• _Challenge_:
Pull out each line of the data that includes the word "Temp".

• _Provided records_:
★ ★ ★ ★
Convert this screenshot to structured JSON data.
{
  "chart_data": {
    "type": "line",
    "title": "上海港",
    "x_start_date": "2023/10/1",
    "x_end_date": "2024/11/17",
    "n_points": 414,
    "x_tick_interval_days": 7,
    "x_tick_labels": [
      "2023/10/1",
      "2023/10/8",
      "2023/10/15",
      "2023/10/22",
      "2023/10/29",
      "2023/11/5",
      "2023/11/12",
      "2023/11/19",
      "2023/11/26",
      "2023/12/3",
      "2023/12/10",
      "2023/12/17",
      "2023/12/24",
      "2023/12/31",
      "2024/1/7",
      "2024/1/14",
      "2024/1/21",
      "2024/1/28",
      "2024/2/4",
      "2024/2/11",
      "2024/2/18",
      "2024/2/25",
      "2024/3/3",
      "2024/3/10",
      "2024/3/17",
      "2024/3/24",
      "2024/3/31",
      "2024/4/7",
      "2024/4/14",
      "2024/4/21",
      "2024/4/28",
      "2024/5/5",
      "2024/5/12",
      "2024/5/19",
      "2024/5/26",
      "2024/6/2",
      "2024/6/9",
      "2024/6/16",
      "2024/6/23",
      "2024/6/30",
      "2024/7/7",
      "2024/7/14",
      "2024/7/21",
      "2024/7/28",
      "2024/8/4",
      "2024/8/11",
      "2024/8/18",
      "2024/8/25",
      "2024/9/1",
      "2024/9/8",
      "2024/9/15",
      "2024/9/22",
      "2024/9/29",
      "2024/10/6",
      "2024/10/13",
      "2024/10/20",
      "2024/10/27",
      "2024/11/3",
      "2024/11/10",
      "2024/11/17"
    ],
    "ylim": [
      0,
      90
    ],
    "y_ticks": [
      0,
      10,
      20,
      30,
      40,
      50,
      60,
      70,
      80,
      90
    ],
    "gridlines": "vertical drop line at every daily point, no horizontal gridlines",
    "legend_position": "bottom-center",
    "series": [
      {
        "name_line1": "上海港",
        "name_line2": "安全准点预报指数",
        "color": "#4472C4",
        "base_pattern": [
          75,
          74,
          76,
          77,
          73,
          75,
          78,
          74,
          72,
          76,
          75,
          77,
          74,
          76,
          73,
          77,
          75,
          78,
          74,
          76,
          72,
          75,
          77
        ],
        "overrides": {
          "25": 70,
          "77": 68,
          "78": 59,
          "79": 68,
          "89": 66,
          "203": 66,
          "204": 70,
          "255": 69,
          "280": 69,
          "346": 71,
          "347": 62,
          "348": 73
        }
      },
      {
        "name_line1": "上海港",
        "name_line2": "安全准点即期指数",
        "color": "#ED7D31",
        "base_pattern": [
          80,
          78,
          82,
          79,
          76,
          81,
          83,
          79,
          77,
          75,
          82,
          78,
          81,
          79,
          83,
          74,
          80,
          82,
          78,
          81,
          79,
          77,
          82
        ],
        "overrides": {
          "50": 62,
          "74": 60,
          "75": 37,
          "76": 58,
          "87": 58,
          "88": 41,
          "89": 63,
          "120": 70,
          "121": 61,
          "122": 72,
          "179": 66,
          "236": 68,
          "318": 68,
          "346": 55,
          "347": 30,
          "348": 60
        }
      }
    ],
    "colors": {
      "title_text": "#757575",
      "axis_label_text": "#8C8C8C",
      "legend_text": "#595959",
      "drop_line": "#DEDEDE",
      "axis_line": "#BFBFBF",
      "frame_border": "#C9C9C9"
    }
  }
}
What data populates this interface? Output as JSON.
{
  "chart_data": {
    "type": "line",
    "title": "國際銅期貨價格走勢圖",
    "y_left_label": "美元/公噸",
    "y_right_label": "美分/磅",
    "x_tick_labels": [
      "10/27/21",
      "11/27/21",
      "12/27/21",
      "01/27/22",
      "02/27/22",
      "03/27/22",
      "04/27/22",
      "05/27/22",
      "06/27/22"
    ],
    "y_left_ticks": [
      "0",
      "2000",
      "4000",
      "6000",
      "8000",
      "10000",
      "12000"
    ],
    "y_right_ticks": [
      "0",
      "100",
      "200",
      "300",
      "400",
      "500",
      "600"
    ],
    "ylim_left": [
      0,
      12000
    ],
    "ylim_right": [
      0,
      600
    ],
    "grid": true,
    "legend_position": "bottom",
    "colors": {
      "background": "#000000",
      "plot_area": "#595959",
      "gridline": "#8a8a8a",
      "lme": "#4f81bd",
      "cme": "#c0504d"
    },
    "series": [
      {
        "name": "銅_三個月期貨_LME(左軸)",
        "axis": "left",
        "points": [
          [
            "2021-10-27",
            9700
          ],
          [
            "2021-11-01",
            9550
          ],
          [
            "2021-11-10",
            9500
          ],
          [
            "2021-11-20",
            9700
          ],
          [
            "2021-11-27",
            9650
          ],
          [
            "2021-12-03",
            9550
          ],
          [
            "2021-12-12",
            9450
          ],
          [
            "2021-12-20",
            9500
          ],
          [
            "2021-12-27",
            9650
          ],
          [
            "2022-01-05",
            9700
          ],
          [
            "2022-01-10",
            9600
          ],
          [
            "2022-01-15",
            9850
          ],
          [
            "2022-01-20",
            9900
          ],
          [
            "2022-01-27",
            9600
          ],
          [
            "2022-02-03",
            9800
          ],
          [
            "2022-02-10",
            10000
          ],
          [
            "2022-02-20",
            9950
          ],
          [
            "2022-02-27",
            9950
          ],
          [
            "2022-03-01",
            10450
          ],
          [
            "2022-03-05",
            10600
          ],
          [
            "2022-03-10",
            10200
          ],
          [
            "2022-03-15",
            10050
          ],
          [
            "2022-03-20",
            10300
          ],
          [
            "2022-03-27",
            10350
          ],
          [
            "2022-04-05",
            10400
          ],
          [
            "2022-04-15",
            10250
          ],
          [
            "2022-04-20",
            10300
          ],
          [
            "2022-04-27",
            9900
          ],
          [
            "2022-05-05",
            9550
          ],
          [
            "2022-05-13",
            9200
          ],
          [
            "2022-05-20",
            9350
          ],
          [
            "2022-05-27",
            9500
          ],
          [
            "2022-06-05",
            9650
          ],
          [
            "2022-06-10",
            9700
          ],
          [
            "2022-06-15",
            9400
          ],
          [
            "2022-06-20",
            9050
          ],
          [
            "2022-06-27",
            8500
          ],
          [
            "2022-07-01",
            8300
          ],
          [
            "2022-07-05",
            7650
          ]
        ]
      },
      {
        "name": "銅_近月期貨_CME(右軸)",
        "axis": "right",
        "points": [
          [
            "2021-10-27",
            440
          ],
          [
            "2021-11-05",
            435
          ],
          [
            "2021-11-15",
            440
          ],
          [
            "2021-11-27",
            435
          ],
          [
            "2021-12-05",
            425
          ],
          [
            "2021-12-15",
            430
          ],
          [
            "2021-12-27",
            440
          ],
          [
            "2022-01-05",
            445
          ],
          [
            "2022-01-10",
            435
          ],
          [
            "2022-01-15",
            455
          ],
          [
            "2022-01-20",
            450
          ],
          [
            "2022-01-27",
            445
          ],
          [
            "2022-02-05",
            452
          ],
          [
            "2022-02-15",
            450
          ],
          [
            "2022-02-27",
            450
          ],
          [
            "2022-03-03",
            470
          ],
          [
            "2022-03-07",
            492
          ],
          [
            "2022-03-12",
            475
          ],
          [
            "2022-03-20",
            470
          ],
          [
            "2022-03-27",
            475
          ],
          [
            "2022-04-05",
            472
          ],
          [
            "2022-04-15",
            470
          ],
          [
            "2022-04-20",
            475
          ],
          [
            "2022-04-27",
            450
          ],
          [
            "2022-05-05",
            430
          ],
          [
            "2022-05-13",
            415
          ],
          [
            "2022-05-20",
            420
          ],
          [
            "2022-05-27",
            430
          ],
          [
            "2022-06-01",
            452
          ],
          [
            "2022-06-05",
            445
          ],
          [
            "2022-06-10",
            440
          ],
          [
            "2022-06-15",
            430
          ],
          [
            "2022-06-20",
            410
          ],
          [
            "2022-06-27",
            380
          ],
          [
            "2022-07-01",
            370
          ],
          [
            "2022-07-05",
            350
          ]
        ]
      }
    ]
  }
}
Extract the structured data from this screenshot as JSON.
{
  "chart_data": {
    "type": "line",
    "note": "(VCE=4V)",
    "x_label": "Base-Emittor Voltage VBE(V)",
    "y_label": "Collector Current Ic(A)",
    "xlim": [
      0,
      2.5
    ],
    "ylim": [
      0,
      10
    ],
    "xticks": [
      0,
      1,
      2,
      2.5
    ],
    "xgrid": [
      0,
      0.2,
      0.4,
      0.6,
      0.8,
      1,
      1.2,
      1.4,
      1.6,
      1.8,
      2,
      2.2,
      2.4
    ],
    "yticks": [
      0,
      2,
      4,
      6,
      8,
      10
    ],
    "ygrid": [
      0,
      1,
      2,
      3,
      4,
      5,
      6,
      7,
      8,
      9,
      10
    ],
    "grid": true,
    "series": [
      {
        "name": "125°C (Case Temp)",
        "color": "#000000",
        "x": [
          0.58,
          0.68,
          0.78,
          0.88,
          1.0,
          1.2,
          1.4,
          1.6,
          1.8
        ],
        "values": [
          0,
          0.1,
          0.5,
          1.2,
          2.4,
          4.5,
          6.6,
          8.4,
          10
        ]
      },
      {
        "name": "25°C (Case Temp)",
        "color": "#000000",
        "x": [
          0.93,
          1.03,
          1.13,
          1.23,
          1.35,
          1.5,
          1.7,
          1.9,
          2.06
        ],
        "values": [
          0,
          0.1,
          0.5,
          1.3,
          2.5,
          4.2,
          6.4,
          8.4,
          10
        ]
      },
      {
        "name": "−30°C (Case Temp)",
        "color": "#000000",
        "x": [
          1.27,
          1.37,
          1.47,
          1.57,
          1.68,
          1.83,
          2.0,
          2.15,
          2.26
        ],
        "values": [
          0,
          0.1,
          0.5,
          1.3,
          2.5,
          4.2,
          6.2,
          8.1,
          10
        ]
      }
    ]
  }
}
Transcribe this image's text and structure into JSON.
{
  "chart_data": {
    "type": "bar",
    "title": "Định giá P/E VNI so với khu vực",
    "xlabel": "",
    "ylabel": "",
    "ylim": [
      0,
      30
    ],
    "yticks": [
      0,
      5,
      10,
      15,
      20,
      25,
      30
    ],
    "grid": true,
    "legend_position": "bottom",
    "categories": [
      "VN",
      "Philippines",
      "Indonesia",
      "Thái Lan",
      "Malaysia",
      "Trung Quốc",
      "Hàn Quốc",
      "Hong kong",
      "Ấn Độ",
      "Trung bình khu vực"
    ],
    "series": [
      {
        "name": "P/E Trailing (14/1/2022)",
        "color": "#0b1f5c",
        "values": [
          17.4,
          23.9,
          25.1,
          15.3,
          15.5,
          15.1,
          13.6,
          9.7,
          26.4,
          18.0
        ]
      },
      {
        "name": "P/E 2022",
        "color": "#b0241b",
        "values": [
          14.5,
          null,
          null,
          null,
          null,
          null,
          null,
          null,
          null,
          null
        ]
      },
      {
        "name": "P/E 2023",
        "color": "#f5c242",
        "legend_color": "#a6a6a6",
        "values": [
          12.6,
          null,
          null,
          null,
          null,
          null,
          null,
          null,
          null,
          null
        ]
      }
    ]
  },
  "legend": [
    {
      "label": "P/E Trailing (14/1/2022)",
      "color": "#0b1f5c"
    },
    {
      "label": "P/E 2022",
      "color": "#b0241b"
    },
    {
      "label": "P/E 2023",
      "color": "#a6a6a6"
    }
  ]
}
★ ★ ★ ★
• _Full solution_:
        "name": "125°C (Case Temp)",
        "name": "25°C (Case Temp)",
        "name": "−30°C (Case Temp)",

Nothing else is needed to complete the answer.